Short exercise:
Which lines contain the string "that"? Please list every one of them.

Supplied data:
┌────────
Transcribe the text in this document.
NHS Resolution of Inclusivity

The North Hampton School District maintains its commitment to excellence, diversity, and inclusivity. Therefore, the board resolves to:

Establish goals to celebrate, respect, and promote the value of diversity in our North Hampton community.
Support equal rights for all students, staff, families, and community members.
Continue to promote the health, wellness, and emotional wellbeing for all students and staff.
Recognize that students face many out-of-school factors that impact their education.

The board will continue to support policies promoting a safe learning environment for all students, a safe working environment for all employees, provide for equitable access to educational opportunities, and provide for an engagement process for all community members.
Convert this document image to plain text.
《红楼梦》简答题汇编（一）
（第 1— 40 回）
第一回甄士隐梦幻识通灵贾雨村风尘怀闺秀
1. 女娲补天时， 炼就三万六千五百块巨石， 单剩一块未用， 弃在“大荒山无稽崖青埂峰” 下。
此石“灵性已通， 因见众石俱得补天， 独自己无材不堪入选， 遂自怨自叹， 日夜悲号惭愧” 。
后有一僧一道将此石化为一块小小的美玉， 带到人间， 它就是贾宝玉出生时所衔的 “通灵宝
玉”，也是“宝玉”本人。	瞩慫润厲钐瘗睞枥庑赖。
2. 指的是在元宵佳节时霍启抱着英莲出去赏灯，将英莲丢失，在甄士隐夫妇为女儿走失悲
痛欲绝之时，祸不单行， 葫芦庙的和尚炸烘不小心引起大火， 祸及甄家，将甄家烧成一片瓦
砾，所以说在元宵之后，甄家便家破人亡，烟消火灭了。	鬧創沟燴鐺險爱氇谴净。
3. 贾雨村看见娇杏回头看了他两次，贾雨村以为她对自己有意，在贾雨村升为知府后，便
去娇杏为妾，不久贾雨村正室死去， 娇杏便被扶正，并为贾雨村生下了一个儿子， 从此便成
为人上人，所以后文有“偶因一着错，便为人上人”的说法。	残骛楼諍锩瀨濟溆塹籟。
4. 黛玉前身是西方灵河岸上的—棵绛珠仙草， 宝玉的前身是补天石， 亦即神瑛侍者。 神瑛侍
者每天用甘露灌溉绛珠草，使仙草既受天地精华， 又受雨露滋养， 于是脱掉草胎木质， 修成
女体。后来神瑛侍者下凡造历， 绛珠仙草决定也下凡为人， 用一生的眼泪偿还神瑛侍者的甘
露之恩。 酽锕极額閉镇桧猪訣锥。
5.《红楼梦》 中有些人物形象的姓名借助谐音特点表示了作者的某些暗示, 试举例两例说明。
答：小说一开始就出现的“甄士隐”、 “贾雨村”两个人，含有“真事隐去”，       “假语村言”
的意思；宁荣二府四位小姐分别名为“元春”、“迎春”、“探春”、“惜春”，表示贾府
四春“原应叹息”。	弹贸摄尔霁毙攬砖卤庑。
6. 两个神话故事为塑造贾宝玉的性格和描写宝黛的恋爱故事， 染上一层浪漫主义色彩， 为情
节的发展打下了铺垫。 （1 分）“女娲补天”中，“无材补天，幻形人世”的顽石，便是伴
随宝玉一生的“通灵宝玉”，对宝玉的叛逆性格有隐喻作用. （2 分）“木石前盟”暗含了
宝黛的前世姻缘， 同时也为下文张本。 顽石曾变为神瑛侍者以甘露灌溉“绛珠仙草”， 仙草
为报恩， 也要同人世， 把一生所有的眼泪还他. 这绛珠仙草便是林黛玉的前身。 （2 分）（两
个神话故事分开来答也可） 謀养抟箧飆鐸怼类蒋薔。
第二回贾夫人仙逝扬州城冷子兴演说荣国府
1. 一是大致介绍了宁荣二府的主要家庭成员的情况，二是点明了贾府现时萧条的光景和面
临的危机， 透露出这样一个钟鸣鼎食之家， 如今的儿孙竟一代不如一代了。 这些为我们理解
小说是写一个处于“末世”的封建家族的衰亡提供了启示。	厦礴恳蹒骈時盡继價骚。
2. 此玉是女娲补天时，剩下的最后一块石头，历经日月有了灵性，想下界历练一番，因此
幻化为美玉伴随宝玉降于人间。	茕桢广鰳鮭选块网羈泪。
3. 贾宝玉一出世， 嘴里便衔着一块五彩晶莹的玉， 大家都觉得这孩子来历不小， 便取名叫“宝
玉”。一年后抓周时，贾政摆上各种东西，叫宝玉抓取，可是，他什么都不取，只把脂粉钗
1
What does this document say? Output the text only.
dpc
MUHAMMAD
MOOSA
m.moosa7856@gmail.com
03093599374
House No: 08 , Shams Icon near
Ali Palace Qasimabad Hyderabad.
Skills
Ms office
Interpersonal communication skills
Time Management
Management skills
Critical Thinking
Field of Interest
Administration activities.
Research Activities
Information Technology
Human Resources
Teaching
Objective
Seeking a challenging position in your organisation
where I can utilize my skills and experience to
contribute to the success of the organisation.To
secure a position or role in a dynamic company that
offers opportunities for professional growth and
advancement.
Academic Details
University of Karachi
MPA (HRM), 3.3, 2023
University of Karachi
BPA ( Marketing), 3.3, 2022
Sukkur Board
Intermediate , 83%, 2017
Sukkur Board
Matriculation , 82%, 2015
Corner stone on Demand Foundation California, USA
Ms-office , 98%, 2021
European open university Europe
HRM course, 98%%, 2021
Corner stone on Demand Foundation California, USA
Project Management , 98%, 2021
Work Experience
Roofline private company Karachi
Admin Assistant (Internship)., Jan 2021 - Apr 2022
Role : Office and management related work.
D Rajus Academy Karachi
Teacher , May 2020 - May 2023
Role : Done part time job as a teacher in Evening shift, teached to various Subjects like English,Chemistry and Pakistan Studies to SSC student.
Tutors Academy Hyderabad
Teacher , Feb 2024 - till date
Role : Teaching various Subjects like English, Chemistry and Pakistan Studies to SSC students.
└────────
Response to this task:
Recognize that students face many out-of-school factors that impact their education.
secure a position or role in a dynamic company that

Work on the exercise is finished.